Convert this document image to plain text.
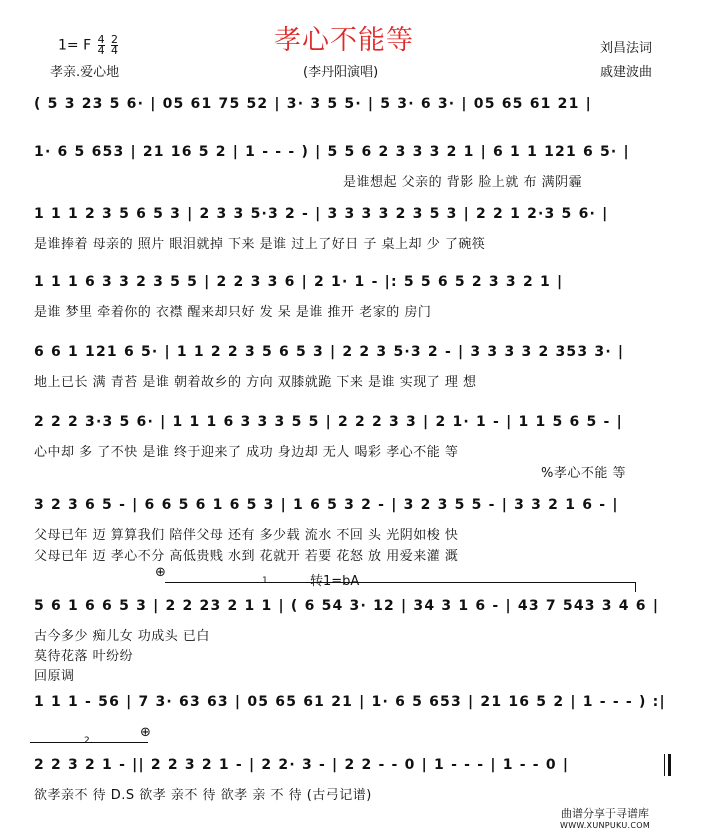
1= F $\frac{4}{4}$
$\frac{2}{4}$	孝心不能等	刘昌法词
孝亲.爱心地	(李丹阳演唱)	戚建波曲
( 5 3 23 5 6· | 05 61 75 52 | 3· 3 5 5· | 5 3· 6 3· | 05 65 61 21 |
1· 6 5 653 | 21 16 5 2 | 1 - - - ) | 5 5 6 2 3 3 3 2 1 | 6 1 1 121 6 5· |
是谁想起 父亲的 背影 脸上就 布 满阴霾
1 1 1 2 3 5 6 5 3 | 2 3 3 5·3 2 - | 3 3 3 3 2 3 5 3 | 2 2 1 2·3 5 6· |
是谁捧着 母亲的 照片 眼泪就掉 下来 是谁 过上了好日 子 桌上却 少 了碗筷
1 1 1 6 3 3 2 3 5 5 | 2 2 3 3 6 | 2 1· 1 - |: 5 5 6 5 2 3 3 2 1 |
是谁 梦里 牵着你的 衣襟 醒来却只好 发 呆 是谁 推开 老家的 房门
6 6 1 121 6 5· | 1 1 2 2 3 5 6 5 3 | 2 2 3 5·3 2 - | 3 3 3 3 2 353 3· |
地上已长 满 青苔 是谁 朝着故乡的 方向 双膝就跪 下来 是谁 实现了 理 想
2 2 2 3·3 5 6· | 1 1 1 6 3 3 3 5 5 | 2 2 2 3 3 | 2 1· 1 - | 1 1 5 6 5 - |
心中却 多 了不快 是谁 终于迎来了 成功 身边却 无人 喝彩 孝心不能 等
%孝心不能 等
3 2 3 6 5 - | 6 6 5 6 1 6 5 3 | 1 6 5 3 2 - | 3 2 3 5 5 - | 3 3 2 1 6 - |
父母已年 迈 算算我们 陪伴父母 还有 多少载 流水 不回 头 光阴如梭 快
父母已年 迈 孝心不分 高低贵贱 水到 花就开 若要 花怒 放 用爱来灌 溉
⊕
1.	转1=bA
5 6 1 6 6 5 3 | 2 2 23 2 1 1 | ( 6 54 3· 12 | 34 3 1 6 - | 43 7 543 3 4 6 |
古今多少 痴儿女 功成头 已白
莫待花落 叶纷纷
回原调
1 1 1 - 56 | 7 3· 63 63 | 05 65 61 21 | 1· 6 5 653 | 21 16 5 2 | 1 - - - ) :|
2.
⊕
2 2 3 2 1 - || 2 2 3 2 1 - | 2 2· 3 - | 2 2 - - 0 | 1 - - - | 1 - - 0 |
欲孝亲不 待 D.S 欲孝 亲不 待 欲孝 亲 不 待 (古弓记谱)
曲谱分享于寻谱库
WWW.XUNPUKU.COM
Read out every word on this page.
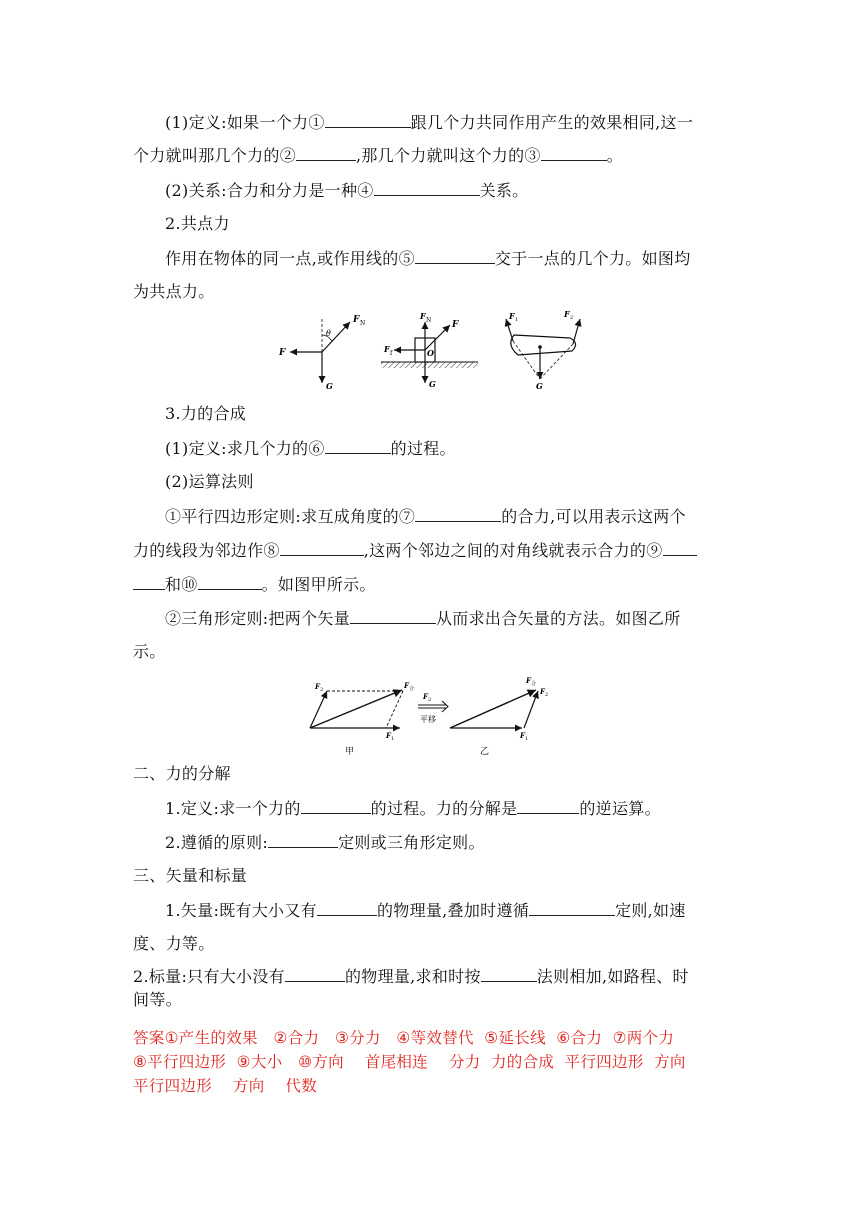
(1)定义:如果一个力①	跟几个力共同作用产生的效果相同,这一
个力就叫那几个力的②	,那几个力就叫这个力的③	。
(2)关系:合力和分力是一种④	关系。
2.共点力
作用在物体的同一点,或作用线的⑤	交于一点的几个力。如图均
为共点力。
F N
θ
F
G
F N F
F f	O
G
F 1
F 2
G
3.力的合成
(1)定义:求几个力的⑥	的过程。
(2)运算法则
①平行四边形定则:求互成角度的⑦	的合力,可以用表示这两个
力的线段为邻边作⑧	,这两个邻边之间的对角线就表示合力的⑨
和⑩	。如图甲所示。
②三角形定则:把两个矢量	从而求出合矢量的方法。如图乙所
示。
F 2	F 合
F 1
甲
F 2
平移
F 合
F 2
F 1
乙
二、力的分解
1.定义:求一个力的	的过程。力的分解是	的逆运算。
2.遵循的原则:	定则或三角形定则。
三、矢量和标量
1.矢量:既有大小又有	的物理量,叠加时遵循	定则,如速
度、力等。
2.标量:只有大小没有	的物理量,求和时按	法则相加,如路程、时
间等。
答案①产生的效果   ②合力   ③分力   ④等效替代  ⑤延长线  ⑥合力  ⑦两个力
⑧平行四边形  ⑨大小   ⑩方向    首尾相连    分力  力的合成  平行四边形  方向
平行四边形    方向    代数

--- PROBLEM TO WORK ON ---
Reproduce the entries above word for word. Pictures stay out.

--- SOLUTION FOR THIS EXERCISE ---
Convert this document image to plain text.
1= F $\frac{4}{4}$
$\frac{2}{4}$	孝心不能等	刘昌法词
孝亲.爱心地	(李丹阳演唱)	戚建波曲
( 5 3 23 5 6· | 05 61 75 52 | 3· 3 5 5· | 5 3· 6 3· | 05 65 61 21 |
1· 6 5 653 | 21 16 5 2 | 1 - - - ) | 5 5 6 2 3 3 3 2 1 | 6 1 1 121 6 5· |
是谁想起 父亲的 背影 脸上就 布 满阴霾
1 1 1 2 3 5 6 5 3 | 2 3 3 5·3 2 - | 3 3 3 3 2 3 5 3 | 2 2 1 2·3 5 6· |
是谁捧着 母亲的 照片 眼泪就掉 下来 是谁 过上了好日 子 桌上却 少 了碗筷
1 1 1 6 3 3 2 3 5 5 | 2 2 3 3 6 | 2 1· 1 - |: 5 5 6 5 2 3 3 2 1 |
是谁 梦里 牵着你的 衣襟 醒来却只好 发 呆 是谁 推开 老家的 房门
6 6 1 121 6 5· | 1 1 2 2 3 5 6 5 3 | 2 2 3 5·3 2 - | 3 3 3 3 2 353 3· |
地上已长 满 青苔 是谁 朝着故乡的 方向 双膝就跪 下来 是谁 实现了 理 想
2 2 2 3·3 5 6· | 1 1 1 6 3 3 3 5 5 | 2 2 2 3 3 | 2 1· 1 - | 1 1 5 6 5 - |
心中却 多 了不快 是谁 终于迎来了 成功 身边却 无人 喝彩 孝心不能 等
%孝心不能 等
3 2 3 6 5 - | 6 6 5 6 1 6 5 3 | 1 6 5 3 2 - | 3 2 3 5 5 - | 3 3 2 1 6 - |
父母已年 迈 算算我们 陪伴父母 还有 多少载 流水 不回 头 光阴如梭 快
父母已年 迈 孝心不分 高低贵贱 水到 花就开 若要 花怒 放 用爱来灌 溉
⊕
1.	转1=bA
5 6 1 6 6 5 3 | 2 2 23 2 1 1 | ( 6 54 3· 12 | 34 3 1 6 - | 43 7 543 3 4 6 |
古今多少 痴儿女 功成头 已白
莫待花落 叶纷纷
回原调
1 1 1 - 56 | 7 3· 63 63 | 05 65 61 21 | 1· 6 5 653 | 21 16 5 2 | 1 - - - ) :|
2.
⊕
2 2 3 2 1 - || 2 2 3 2 1 - | 2 2· 3 - | 2 2 - - 0 | 1 - - - | 1 - - 0 |
欲孝亲不 待 D.S 欲孝 亲不 待 欲孝 亲 不 待 (古弓记谱)
曲谱分享于寻谱库
WWW.XUNPUKU.COM
Read out every word on this page.
(1)定义:如果一个力①	跟几个力共同作用产生的效果相同,这一
个力就叫那几个力的②	,那几个力就叫这个力的③	。
(2)关系:合力和分力是一种④	关系。
2.共点力
作用在物体的同一点,或作用线的⑤	交于一点的几个力。如图均
为共点力。
F N
θ
F
G
F N F
F f	O
G
F 1
F 2
G
3.力的合成
(1)定义:求几个力的⑥	的过程。
(2)运算法则
①平行四边形定则:求互成角度的⑦	的合力,可以用表示这两个
力的线段为邻边作⑧	,这两个邻边之间的对角线就表示合力的⑨
和⑩	。如图甲所示。
②三角形定则:把两个矢量	从而求出合矢量的方法。如图乙所
示。
F 2	F 合
F 1
甲
F 2
平移
F 合
F 2
F 1
乙
二、力的分解
1.定义:求一个力的	的过程。力的分解是	的逆运算。
2.遵循的原则:	定则或三角形定则。
三、矢量和标量
1.矢量:既有大小又有	的物理量,叠加时遵循	定则,如速
度、力等。
2.标量:只有大小没有	的物理量,求和时按	法则相加,如路程、时
间等。
答案①产生的效果   ②合力   ③分力   ④等效替代  ⑤延长线  ⑥合力  ⑦两个力
⑧平行四边形  ⑨大小   ⑩方向    首尾相连    分力  力的合成  平行四边形  方向
平行四边形    方向    代数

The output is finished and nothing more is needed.